--- What this task involves ---
Read the records below. Copy each line where the string "idée" occurs.

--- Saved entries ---
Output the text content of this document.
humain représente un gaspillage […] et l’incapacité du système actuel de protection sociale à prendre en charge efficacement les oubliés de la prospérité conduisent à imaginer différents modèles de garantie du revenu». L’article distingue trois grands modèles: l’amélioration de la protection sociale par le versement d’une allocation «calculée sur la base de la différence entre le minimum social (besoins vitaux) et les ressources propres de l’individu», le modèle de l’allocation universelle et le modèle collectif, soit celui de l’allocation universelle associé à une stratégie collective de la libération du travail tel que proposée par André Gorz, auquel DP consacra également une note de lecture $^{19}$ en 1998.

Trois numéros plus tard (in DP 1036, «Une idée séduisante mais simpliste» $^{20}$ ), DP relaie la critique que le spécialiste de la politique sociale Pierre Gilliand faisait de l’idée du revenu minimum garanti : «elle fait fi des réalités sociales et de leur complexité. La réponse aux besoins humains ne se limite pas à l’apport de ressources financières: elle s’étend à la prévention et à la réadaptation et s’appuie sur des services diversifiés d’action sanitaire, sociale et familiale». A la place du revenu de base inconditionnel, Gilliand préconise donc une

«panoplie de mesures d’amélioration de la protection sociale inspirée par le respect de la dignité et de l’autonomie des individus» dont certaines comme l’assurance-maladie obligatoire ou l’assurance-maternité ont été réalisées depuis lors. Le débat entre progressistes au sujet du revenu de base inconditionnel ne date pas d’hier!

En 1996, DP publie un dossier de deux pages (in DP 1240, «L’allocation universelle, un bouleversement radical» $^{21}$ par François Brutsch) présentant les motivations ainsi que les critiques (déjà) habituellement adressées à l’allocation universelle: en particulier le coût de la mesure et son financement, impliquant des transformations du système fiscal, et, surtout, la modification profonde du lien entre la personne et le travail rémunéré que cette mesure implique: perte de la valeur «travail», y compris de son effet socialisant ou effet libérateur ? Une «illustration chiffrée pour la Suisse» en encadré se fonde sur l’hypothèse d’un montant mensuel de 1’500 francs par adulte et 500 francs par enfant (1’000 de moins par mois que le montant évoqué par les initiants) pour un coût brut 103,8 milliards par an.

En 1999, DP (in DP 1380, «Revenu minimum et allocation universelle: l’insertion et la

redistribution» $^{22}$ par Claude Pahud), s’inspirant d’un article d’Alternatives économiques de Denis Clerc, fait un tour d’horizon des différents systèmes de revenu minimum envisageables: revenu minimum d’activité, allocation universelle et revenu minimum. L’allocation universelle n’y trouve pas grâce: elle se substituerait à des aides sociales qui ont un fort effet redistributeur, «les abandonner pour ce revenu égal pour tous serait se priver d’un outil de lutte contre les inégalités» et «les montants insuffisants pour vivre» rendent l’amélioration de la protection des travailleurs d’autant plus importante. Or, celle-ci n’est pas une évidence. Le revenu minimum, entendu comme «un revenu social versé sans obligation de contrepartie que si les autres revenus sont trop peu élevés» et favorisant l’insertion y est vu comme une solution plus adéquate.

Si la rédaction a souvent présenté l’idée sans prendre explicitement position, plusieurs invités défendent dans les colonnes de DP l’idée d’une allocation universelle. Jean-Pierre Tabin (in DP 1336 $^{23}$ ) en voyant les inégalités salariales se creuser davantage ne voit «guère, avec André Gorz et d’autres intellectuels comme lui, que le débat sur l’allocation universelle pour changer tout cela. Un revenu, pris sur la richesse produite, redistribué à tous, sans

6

--- Task solution ---
Trois numéros plus tard (in DP 1036, «Une idée séduisante mais simpliste» $^{20}$ ), DP relaie la critique que le spécialiste de la politique sociale Pierre Gilliand faisait de l’idée du revenu minimum garanti : «elle fait fi des réalités sociales et de leur complexité. La réponse aux besoins humains ne se limite pas à l’apport de ressources financières: elle s’étend à la prévention et à la réadaptation et s’appuie sur des services diversifiés d’action sanitaire, sociale et familiale». A la place du revenu de base inconditionnel, Gilliand préconise donc une
Si la rédaction a souvent présenté l’idée sans prendre explicitement position, plusieurs invités défendent dans les colonnes de DP l’idée d’une allocation universelle. Jean-Pierre Tabin (in DP 1336 $^{23}$ ) en voyant les inégalités salariales se creuser davantage ne voit «guère, avec André Gorz et d’autres intellectuels comme lui, que le débat sur l’allocation universelle pour changer tout cela. Un revenu, pris sur la richesse produite, redistribué à tous, sans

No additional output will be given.